→ Task description: Would you transcribe all of the data exactly, down to the last character?

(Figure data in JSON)
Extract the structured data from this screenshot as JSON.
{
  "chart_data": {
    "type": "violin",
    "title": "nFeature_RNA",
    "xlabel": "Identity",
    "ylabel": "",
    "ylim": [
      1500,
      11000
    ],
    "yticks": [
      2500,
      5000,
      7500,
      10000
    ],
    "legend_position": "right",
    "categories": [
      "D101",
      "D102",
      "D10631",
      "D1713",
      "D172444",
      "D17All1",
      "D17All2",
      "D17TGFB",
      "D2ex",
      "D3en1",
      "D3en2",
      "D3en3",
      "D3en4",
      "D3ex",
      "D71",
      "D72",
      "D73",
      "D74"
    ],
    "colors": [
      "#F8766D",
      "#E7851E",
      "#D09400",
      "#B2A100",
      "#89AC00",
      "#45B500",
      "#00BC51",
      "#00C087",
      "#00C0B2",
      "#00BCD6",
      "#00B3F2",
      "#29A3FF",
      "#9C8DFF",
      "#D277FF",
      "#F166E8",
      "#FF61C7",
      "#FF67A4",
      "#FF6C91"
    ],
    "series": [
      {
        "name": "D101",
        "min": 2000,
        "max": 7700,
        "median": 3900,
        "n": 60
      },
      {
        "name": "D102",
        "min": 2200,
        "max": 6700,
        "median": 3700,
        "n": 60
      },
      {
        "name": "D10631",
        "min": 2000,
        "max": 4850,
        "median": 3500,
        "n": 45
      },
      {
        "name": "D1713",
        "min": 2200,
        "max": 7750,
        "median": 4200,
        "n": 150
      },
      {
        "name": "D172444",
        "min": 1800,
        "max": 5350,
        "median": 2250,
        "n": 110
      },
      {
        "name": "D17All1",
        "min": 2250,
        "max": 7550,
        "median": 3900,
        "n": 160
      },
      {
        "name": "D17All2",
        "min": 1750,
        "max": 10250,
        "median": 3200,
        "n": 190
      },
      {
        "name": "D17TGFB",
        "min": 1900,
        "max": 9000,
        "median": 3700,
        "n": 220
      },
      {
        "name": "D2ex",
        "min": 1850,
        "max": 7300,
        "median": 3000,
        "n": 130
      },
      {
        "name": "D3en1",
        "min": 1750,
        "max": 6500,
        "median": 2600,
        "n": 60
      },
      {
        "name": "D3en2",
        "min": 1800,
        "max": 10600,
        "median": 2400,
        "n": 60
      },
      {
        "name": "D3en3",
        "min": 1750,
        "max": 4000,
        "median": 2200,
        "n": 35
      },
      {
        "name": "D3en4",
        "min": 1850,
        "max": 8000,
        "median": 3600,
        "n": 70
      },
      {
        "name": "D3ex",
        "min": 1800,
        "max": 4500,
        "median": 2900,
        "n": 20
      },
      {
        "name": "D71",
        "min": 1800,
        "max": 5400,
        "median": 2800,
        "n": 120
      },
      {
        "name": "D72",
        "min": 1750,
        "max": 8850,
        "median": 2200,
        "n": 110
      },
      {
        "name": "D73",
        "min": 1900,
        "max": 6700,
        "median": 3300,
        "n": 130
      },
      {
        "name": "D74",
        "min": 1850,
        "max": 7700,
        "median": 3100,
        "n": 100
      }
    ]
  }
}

→ Exercise response:
Extract the structured data from this screenshot as JSON.
{
  "chart_data": {
    "type": "violin",
    "title": "nFeature_RNA",
    "xlabel": "Identity",
    "ylabel": "",
    "ylim": [
      1500,
      11000
    ],
    "yticks": [
      2500,
      5000,
      7500,
      10000
    ],
    "legend_position": "right",
    "categories": [
      "D101",
      "D102",
      "D10631",
      "D1713",
      "D172444",
      "D17All1",
      "D17All2",
      "D17TGFB",
      "D2ex",
      "D3en1",
      "D3en2",
      "D3en3",
      "D3en4",
      "D3ex",
      "D71",
      "D72",
      "D73",
      "D74"
    ],
    "colors": [
      "#F8766D",
      "#E7851E",
      "#D09400",
      "#B2A100",
      "#89AC00",
      "#45B500",
      "#00BC51",
      "#00C087",
      "#00C0B2",
      "#00BCD6",
      "#00B3F2",
      "#29A3FF",
      "#9C8DFF",
      "#D277FF",
      "#F166E8",
      "#FF61C7",
      "#FF67A4",
      "#FF6C91"
    ],
    "series": [
      {
        "name": "D101",
        "min": 2000,
        "max": 7700,
        "median": 3900,
        "n": 60
      },
      {
        "name": "D102",
        "min": 2200,
        "max": 6700,
        "median": 3700,
        "n": 60
      },
      {
        "name": "D10631",
        "min": 2000,
        "max": 4850,
        "median": 3500,
        "n": 45
      },
      {
        "name": "D1713",
        "min": 2200,
        "max": 7750,
        "median": 4200,
        "n": 150
      },
      {
        "name": "D172444",
        "min": 1800,
        "max": 5350,
        "median": 2250,
        "n": 110
      },
      {
        "name": "D17All1",
        "min": 2250,
        "max": 7550,
        "median": 3900,
        "n": 160
      },
      {
        "name": "D17All2",
        "min": 1750,
        "max": 10250,
        "median": 3200,
        "n": 190
      },
      {
        "name": "D17TGFB",
        "min": 1900,
        "max": 9000,
        "median": 3700,
        "n": 220
      },
      {
        "name": "D2ex",
        "min": 1850,
        "max": 7300,
        "median": 3000,
        "n": 130
      },
      {
        "name": "D3en1",
        "min": 1750,
        "max": 6500,
        "median": 2600,
        "n": 60
      },
      {
        "name": "D3en2",
        "min": 1800,
        "max": 10600,
        "median": 2400,
        "n": 60
      },
      {
        "name": "D3en3",
        "min": 1750,
        "max": 4000,
        "median": 2200,
        "n": 35
      },
      {
        "name": "D3en4",
        "min": 1850,
        "max": 8000,
        "median": 3600,
        "n": 70
      },
      {
        "name": "D3ex",
        "min": 1800,
        "max": 4500,
        "median": 2900,
        "n": 20
      },
      {
        "name": "D71",
        "min": 1800,
        "max": 5400,
        "median": 2800,
        "n": 120
      },
      {
        "name": "D72",
        "min": 1750,
        "max": 8850,
        "median": 2200,
        "n": 110
      },
      {
        "name": "D73",
        "min": 1900,
        "max": 6700,
        "median": 3300,
        "n": 130
      },
      {
        "name": "D74",
        "min": 1850,
        "max": 7700,
        "median": 3100,
        "n": 100
      }
    ]
  }
}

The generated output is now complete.